= Directions for this task =
Answer with nothing but a number: how many lines include the word "Peperoni"?

Source material start

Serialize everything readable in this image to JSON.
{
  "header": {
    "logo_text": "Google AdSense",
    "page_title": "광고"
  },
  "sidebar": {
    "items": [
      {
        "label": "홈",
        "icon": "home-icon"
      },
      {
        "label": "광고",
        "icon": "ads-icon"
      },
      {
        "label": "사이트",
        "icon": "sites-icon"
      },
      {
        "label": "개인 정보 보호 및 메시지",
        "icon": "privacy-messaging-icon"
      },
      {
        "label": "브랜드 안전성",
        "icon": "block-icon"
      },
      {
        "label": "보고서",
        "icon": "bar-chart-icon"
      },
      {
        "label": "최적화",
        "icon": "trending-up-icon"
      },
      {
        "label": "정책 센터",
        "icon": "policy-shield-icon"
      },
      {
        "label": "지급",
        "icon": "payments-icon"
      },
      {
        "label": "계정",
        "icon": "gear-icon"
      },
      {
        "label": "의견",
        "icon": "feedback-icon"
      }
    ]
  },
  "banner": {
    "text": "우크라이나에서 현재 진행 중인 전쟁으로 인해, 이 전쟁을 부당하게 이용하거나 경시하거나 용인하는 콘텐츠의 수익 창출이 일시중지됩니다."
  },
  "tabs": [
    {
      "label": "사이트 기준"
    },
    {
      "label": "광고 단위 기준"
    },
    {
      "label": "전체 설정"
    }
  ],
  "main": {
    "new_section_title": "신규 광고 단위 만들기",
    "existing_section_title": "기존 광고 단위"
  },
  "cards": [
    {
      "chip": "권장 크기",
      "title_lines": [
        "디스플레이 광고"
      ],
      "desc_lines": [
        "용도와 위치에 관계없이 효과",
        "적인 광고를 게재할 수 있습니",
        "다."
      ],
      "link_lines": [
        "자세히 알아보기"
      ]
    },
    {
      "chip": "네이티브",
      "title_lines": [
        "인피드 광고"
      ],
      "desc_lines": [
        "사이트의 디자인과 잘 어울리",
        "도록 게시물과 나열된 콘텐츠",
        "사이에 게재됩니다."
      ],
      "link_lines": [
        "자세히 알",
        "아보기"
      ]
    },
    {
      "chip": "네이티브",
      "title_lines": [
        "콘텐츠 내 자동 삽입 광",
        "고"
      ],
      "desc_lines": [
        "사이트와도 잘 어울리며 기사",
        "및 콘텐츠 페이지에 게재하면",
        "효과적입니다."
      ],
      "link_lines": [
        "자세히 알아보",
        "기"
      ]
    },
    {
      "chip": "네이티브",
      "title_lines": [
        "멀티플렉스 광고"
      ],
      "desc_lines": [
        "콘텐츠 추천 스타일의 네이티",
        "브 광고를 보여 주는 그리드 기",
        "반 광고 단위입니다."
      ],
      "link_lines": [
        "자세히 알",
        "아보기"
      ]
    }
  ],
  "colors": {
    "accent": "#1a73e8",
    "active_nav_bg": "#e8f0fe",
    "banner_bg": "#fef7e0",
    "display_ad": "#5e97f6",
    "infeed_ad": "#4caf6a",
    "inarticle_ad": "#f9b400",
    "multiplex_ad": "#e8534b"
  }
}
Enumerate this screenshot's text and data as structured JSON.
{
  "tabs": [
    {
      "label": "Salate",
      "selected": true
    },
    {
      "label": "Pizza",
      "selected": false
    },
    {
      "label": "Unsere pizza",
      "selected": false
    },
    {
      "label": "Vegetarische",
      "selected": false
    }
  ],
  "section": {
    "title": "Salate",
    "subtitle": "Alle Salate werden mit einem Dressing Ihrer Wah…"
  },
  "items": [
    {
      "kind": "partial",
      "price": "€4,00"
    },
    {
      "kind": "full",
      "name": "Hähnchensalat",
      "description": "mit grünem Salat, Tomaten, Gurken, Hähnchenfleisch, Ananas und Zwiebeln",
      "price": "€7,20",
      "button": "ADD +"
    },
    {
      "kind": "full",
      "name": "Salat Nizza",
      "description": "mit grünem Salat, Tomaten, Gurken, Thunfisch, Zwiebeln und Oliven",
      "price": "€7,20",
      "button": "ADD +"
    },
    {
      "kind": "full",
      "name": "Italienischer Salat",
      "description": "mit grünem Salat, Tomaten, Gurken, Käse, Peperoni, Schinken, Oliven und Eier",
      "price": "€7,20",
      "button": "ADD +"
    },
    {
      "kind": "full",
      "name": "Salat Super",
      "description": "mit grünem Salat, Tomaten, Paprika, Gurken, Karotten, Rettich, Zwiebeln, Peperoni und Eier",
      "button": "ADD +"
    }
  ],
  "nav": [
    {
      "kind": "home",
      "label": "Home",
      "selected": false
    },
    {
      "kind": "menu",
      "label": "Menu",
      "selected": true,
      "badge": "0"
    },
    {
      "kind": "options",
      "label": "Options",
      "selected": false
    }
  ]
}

Source material end

= Correct response =
2